### [Data lines]
+ + + + +

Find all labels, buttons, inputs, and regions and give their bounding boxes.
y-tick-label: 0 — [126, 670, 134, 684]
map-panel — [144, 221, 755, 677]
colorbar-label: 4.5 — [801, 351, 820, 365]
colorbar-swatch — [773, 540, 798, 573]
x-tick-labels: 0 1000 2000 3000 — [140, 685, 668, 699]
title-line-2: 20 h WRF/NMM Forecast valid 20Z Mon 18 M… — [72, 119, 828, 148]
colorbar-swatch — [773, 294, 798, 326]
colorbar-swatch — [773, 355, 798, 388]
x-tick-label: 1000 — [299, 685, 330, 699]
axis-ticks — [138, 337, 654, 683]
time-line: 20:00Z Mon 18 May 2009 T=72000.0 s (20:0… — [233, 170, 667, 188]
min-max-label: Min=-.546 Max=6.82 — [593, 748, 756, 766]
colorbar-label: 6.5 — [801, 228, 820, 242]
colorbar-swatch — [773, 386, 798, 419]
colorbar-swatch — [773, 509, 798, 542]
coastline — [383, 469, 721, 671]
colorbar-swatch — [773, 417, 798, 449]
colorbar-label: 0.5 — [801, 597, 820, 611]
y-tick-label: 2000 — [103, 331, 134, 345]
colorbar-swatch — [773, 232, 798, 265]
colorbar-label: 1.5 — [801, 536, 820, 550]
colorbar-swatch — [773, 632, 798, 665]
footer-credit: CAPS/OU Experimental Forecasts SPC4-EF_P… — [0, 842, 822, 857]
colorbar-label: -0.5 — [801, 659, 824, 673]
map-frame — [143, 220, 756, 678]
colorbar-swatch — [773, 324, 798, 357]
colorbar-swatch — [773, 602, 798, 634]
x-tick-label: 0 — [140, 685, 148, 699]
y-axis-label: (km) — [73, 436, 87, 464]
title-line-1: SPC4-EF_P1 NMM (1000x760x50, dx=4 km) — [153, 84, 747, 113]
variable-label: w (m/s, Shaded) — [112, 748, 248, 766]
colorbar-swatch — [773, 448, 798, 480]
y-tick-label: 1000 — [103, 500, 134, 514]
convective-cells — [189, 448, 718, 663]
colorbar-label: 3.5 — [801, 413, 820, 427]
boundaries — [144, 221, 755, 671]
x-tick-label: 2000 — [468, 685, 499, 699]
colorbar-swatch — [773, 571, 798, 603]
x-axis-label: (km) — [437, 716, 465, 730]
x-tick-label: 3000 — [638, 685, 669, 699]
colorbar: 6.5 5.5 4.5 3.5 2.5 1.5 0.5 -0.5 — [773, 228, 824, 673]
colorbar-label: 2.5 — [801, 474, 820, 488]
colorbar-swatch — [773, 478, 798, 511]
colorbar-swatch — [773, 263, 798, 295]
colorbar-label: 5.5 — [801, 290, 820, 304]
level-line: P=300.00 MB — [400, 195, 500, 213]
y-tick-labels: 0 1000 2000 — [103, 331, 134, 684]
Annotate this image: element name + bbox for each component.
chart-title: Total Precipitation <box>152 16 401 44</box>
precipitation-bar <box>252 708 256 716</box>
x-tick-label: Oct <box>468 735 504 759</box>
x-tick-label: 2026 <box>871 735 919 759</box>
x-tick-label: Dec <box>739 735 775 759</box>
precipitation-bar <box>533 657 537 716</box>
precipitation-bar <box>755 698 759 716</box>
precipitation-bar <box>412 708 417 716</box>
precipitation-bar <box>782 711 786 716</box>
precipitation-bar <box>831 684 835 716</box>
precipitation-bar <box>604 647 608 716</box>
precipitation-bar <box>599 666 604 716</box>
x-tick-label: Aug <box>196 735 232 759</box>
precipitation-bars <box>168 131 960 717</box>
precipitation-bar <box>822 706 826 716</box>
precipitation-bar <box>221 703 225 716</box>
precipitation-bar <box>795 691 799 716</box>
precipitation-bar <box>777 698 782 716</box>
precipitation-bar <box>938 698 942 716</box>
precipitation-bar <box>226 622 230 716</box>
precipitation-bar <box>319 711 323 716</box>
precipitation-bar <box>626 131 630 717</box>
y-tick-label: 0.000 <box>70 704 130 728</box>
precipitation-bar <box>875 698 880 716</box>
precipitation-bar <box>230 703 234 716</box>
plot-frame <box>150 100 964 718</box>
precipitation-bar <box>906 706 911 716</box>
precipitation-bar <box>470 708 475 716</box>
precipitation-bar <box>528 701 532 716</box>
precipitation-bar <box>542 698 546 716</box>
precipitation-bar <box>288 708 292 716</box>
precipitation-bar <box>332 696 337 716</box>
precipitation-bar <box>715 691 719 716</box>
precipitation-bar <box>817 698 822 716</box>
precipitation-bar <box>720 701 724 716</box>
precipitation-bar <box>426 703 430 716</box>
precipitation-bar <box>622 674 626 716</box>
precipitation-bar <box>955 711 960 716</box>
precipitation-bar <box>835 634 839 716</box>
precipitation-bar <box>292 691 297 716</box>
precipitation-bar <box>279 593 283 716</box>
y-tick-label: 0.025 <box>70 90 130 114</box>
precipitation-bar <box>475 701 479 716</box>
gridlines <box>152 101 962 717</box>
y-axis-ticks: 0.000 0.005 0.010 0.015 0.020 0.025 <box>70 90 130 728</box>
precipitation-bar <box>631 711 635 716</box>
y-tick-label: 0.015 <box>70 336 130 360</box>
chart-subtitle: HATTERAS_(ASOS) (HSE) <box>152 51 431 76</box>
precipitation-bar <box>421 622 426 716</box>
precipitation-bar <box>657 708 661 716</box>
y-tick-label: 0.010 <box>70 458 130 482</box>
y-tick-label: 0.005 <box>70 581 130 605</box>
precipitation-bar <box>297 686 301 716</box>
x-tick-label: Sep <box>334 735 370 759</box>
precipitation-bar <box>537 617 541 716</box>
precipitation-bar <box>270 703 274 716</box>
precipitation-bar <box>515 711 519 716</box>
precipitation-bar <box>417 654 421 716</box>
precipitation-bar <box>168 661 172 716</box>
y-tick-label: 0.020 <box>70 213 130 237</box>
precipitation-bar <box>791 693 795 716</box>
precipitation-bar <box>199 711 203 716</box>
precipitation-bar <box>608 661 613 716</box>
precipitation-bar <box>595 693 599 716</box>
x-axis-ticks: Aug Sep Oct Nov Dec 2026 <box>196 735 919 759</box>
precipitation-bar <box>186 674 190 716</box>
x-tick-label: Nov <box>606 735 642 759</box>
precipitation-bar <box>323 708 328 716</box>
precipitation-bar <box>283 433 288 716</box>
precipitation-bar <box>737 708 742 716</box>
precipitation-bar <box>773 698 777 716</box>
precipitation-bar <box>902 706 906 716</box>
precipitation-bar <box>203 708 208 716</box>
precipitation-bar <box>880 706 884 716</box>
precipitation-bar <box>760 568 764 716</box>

+ + + + +

### [The exercise]
Copy out, unchanged, the part of the records that begins with the first line and ends with the line containing "y-axis-label: (km) — [73, 436, 87, 464]", keeping both of those lines.

### [Written response]
Find all labels, buttons, inputs, and regions and give their bounding boxes.
y-tick-label: 0 — [126, 670, 134, 684]
map-panel — [144, 221, 755, 677]
colorbar-label: 4.5 — [801, 351, 820, 365]
colorbar-swatch — [773, 540, 798, 573]
x-tick-labels: 0 1000 2000 3000 — [140, 685, 668, 699]
title-line-2: 20 h WRF/NMM Forecast valid 20Z Mon 18 M… — [72, 119, 828, 148]
colorbar-swatch — [773, 294, 798, 326]
colorbar-swatch — [773, 355, 798, 388]
x-tick-label: 1000 — [299, 685, 330, 699]
axis-ticks — [138, 337, 654, 683]
time-line: 20:00Z Mon 18 May 2009 T=72000.0 s (20:0… — [233, 170, 667, 188]
min-max-label: Min=-.546 Max=6.82 — [593, 748, 756, 766]
colorbar-label: 6.5 — [801, 228, 820, 242]
colorbar-swatch — [773, 386, 798, 419]
colorbar-swatch — [773, 509, 798, 542]
coastline — [383, 469, 721, 671]
colorbar-swatch — [773, 417, 798, 449]
colorbar-label: 0.5 — [801, 597, 820, 611]
y-tick-label: 2000 — [103, 331, 134, 345]
colorbar-swatch — [773, 232, 798, 265]
colorbar-label: 1.5 — [801, 536, 820, 550]
colorbar-swatch — [773, 632, 798, 665]
footer-credit: CAPS/OU Experimental Forecasts SPC4-EF_P… — [0, 842, 822, 857]
colorbar-label: -0.5 — [801, 659, 824, 673]
map-frame — [143, 220, 756, 678]
colorbar-swatch — [773, 324, 798, 357]
colorbar-swatch — [773, 602, 798, 634]
x-tick-label: 0 — [140, 685, 148, 699]
y-axis-label: (km) — [73, 436, 87, 464]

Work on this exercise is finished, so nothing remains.